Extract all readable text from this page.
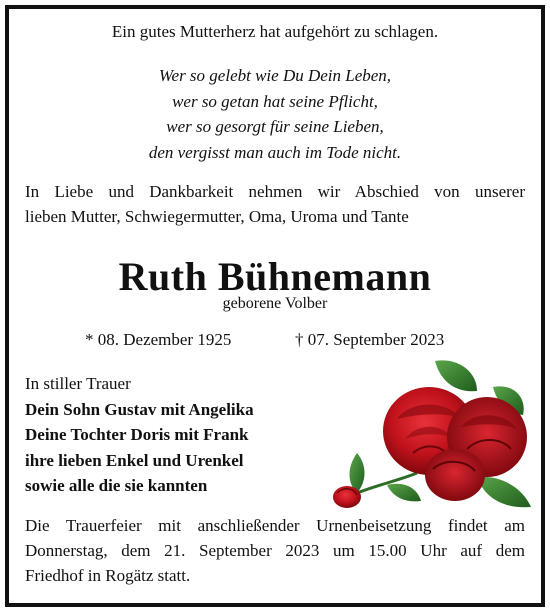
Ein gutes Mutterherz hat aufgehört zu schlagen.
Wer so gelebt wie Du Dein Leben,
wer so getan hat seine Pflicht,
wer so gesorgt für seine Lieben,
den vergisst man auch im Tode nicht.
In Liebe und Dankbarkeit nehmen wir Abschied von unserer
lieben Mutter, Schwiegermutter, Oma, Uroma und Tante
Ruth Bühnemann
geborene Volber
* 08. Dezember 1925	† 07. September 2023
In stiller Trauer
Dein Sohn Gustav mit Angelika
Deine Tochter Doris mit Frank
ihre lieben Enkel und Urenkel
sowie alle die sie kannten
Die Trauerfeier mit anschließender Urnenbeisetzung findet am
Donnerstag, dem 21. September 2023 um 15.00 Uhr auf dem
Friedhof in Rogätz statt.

+++

#### Exercise aim
Leave the images out and output the remaining material exactly as it stands.

#### Exercise result
Extract all readable text from this page.
Ein gutes Mutterherz hat aufgehört zu schlagen.
Wer so gelebt wie Du Dein Leben,
wer so getan hat seine Pflicht,
wer so gesorgt für seine Lieben,
den vergisst man auch im Tode nicht.
In Liebe und Dankbarkeit nehmen wir Abschied von unserer
lieben Mutter, Schwiegermutter, Oma, Uroma und Tante
Ruth Bühnemann
geborene Volber
* 08. Dezember 1925	† 07. September 2023
In stiller Trauer
Dein Sohn Gustav mit Angelika
Deine Tochter Doris mit Frank
ihre lieben Enkel und Urenkel
sowie alle die sie kannten
Die Trauerfeier mit anschließender Urnenbeisetzung findet am
Donnerstag, dem 21. September 2023 um 15.00 Uhr auf dem
Friedhof in Rogätz statt.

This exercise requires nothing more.